▶ [Stored data entries]:
— Start —

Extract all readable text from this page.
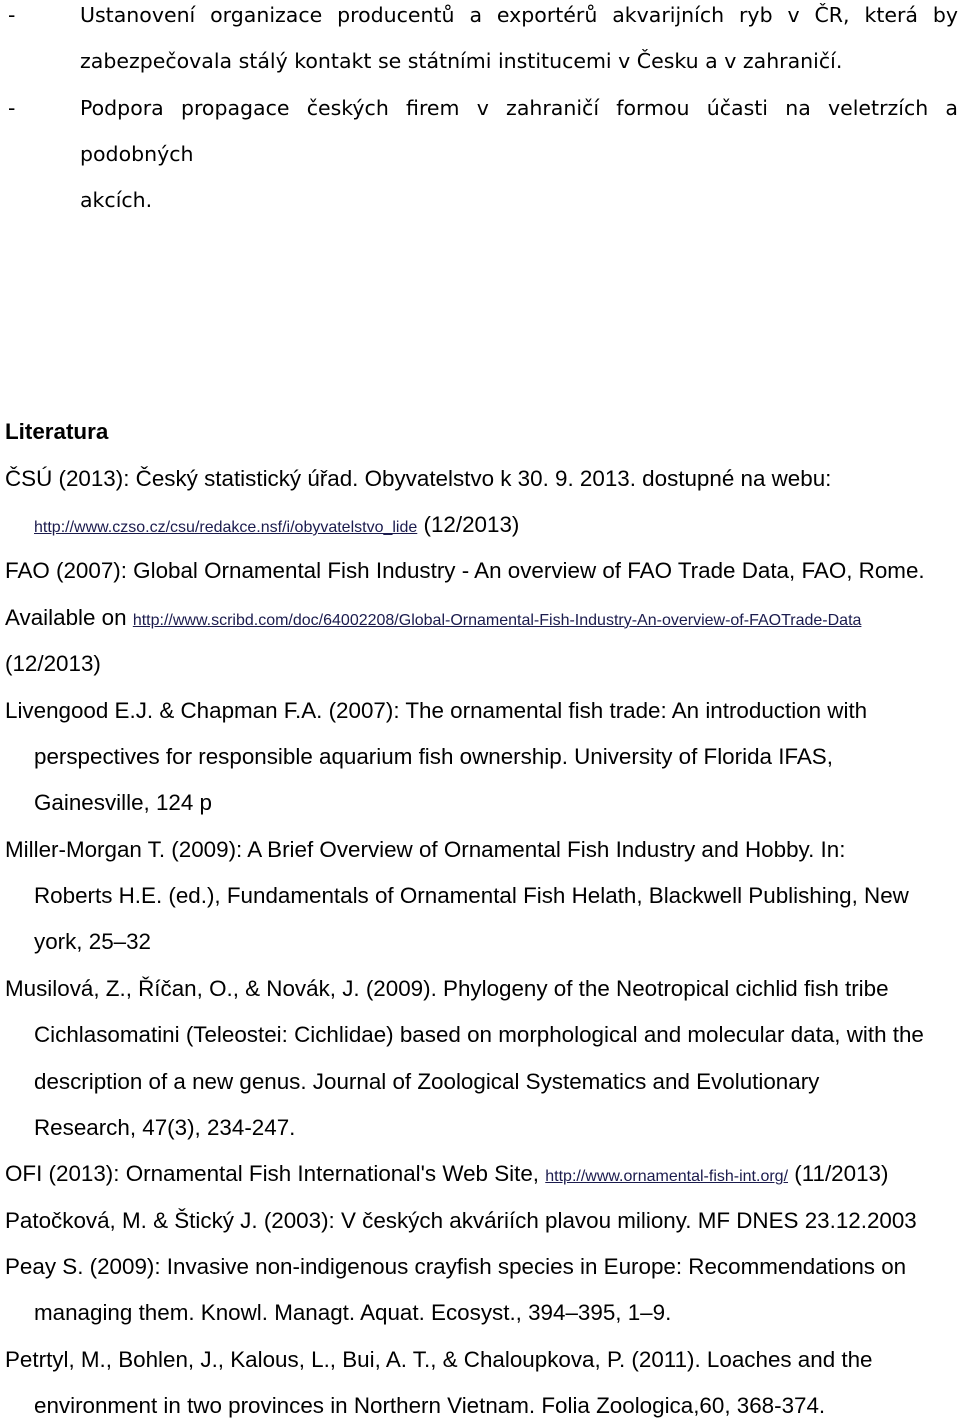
-	Ustanovení organizace producentů a exportérů akvarijních ryb v ČR, která by
zabezpečovala stálý kontakt se státními institucemi v Česku a v zahraničí.
-	Podpora propagace českých firem v zahraničí formou účasti na veletrzích a
podobných
akcích.
Literatura
ČSÚ (2013): Český statistický úřad. Obyvatelstvo k 30. 9. 2013. dostupné na webu:
http://www.czso.cz/csu/redakce.nsf/i/obyvatelstvo_lide (12/2013)
FAO (2007): Global Ornamental Fish Industry - An overview of FAO Trade Data, FAO, Rome.
Available on http://www.scribd.com/doc/64002208/Global-Ornamental-Fish-Industry-An-overview-of-FAOTrade-Data
(12/2013)
Livengood E.J. & Chapman F.A. (2007): The ornamental fish trade: An introduction with
perspectives for responsible aquarium fish ownership. University of Florida IFAS,
Gainesville, 124 p
Miller-Morgan T. (2009): A Brief Overview of Ornamental Fish Industry and Hobby. In:
Roberts H.E. (ed.), Fundamentals of Ornamental Fish Helath, Blackwell Publishing, New
york, 25–32
Musilová, Z., Říčan, O., & Novák, J. (2009). Phylogeny of the Neotropical cichlid fish tribe
Cichlasomatini (Teleostei: Cichlidae) based on morphological and molecular data, with the
description of a new genus. Journal of Zoological Systematics and Evolutionary
Research, 47(3), 234-247.
OFI (2013): Ornamental Fish International's Web Site, http://www.ornamental-fish-int.org/ (11/2013)
Patočková, M. & Štický J. (2003): V českých akváriích plavou miliony. MF DNES 23.12.2003
Peay S. (2009): Invasive non-indigenous crayfish species in Europe: Recommendations on
managing them. Knowl. Managt. Aquat. Ecosyst., 394–395, 1–9.
Petrtyl, M., Bohlen, J., Kalous, L., Bui, A. T., & Chaloupkova, P. (2011). Loaches and the
environment in two provinces in Northern Vietnam. Folia Zoologica,60, 368-374.
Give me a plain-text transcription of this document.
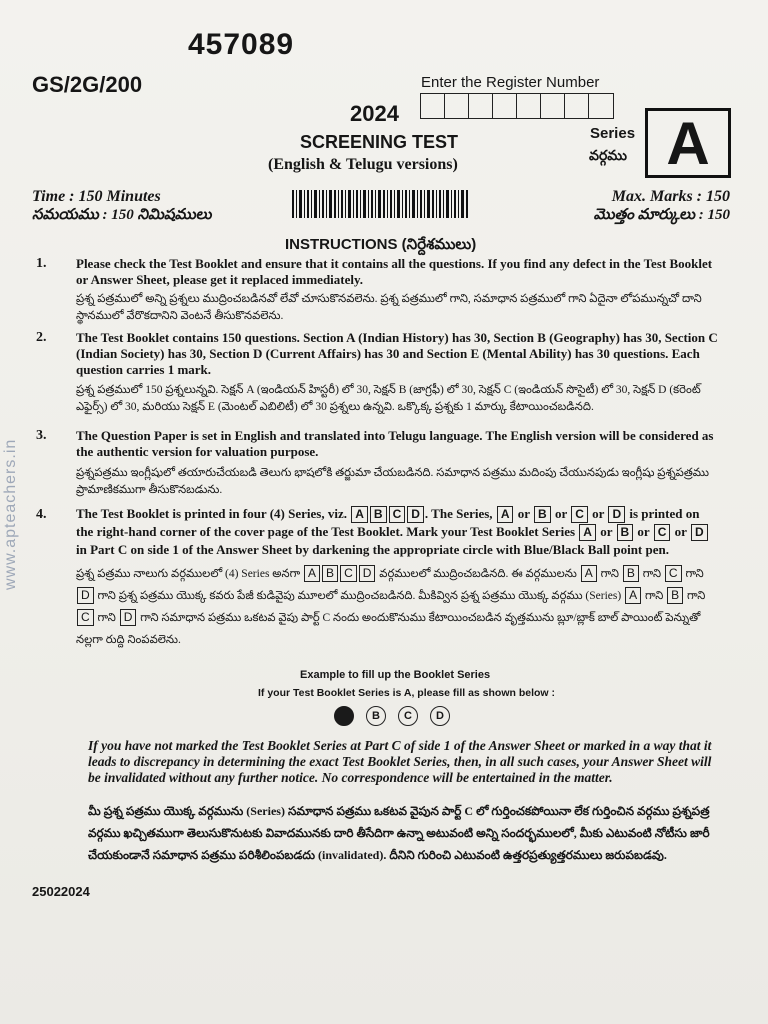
www.apteachers.in
457089
GS/2G/200	Enter the Register Number
2024
SCREENING TEST
(English & Telugu versions)
Series
వర్గము A
Time : 150 Minutes
సమయము : 150 నిమిషములు
Max. Marks : 150
మొత్తం మార్కులు : 150
INSTRUCTIONS (నిర్దేశములు)
1. Please check the Test Booklet and ensure that it contains all the questions. If you find any defect in the Test Booklet or Answer Sheet, please get it replaced immediately.
ప్రశ్న పత్రములో అన్ని ప్రశ్నలు ముద్రించబడినవో లేవో చూసుకొనవలెను. ప్రశ్న పత్రములో గాని, సమాధాన పత్రములో గాని ఏదైనా లోపమున్నచో దాని స్థానములో వేరొకదానిని వెంటనే తీసుకొనవలెను.
2. The Test Booklet contains 150 questions. Section A (Indian History) has 30, Section B (Geography) has 30, Section C (Indian Society) has 30, Section D (Current Affairs) has 30 and Section E (Mental Ability) has 30 questions. Each question carries 1 mark.
ప్రశ్న పత్రములో 150 ప్రశ్నలున్నవి. సెక్షన్ A (ఇండియన్ హిస్టరీ) లో 30, సెక్షన్ B (జాగ్రఫీ) లో 30, సెక్షన్ C (ఇండియన్ సొసైటీ) లో 30, సెక్షన్ D (కరెంట్ ఎఫైర్స్) లో 30, మరియు సెక్షన్ E (మెంటల్ ఎబిలిటీ) లో 30 ప్రశ్నలు ఉన్నవి. ఒక్కొక్క ప్రశ్నకు 1 మార్కు కేటాయించబడినది.
3. The Question Paper is set in English and translated into Telugu language. The English version will be considered as the authentic version for valuation purpose.
ప్రశ్నపత్రము ఇంగ్లీషులో తయారుచేయబడి తెలుగు భాషలోకి తర్జుమా చేయబడినది. సమాధాన పత్రము మదింపు చేయునపుడు ఇంగ్లీషు ప్రశ్నపత్రము ప్రామాణికముగా తీసుకొనబడును.
4. The Test Booklet is printed in four (4) Series, viz. A B C D . The Series, A or B or C or D is printed on the right-hand corner of the cover page of the Test Booklet. Mark your Test Booklet Series A or B or C or D in Part C on side 1 of the Answer Sheet by darkening the appropriate circle with Blue/Black Ball point pen.
ప్రశ్న పత్రము నాలుగు వర్గములలో (4) Series అనగా A B C D వర్గములలో ముద్రించబడినది. ఈ వర్గములను A గాని B గాని C గాని D గాని ప్రశ్న పత్రము యొక్క కవరు పేజీ కుడివైపు మూలలో ముద్రించబడినది. మీకివ్విన ప్రశ్న పత్రము యొక్క వర్గము (Series) A గాని B గాని C గాని D గాని సమాధాన పత్రము ఒకటవ వైపు పార్ట్ C నందు అందుకొనుము కేటాయించబడిన వృత్తమును బ్లూ/బ్లాక్ బాల్ పాయింట్ పెన్నుతో నల్లగా రుద్ది నింపవలెను.
Example to fill up the Booklet Series
If your Test Booklet Series is A, please fill as shown below :
B	C	D
If you have not marked the Test Booklet Series at Part C of side 1 of the Answer Sheet or marked in a way that it leads to discrepancy in determining the exact Test Booklet Series, then, in all such cases, your Answer Sheet will be invalidated without any further notice. No correspondence will be entertained in the matter.
మీ ప్రశ్న పత్రము యొక్క వర్గమును (Series) సమాధాన పత్రము ఒకటవ వైపున పార్ట్ C లో గుర్తించకపోయినా లేక గుర్తించిన వర్గము ప్రశ్నపత్ర వర్గము ఖచ్చితముగా తెలుసుకొనుటకు వివాదమునకు దారి తీసేదిగా ఉన్నా అటువంటి అన్ని సందర్భములలో, మీకు ఎటువంటి నోటీసు జారీ చేయకుండానే సమాధాన పత్రము పరిశీలింపబడదు (invalidated). దీనిని గురించి ఎటువంటి ఉత్తరప్రత్యుత్తరములు జరుపబడవు.
25022024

— End —

▶ [INSTRUCTIONS TO FOLLOW]: A line counts if it holds the word "text". Work out how many lines in the listing count, and give only that number.

▶ [FULL SOLUTION]: 2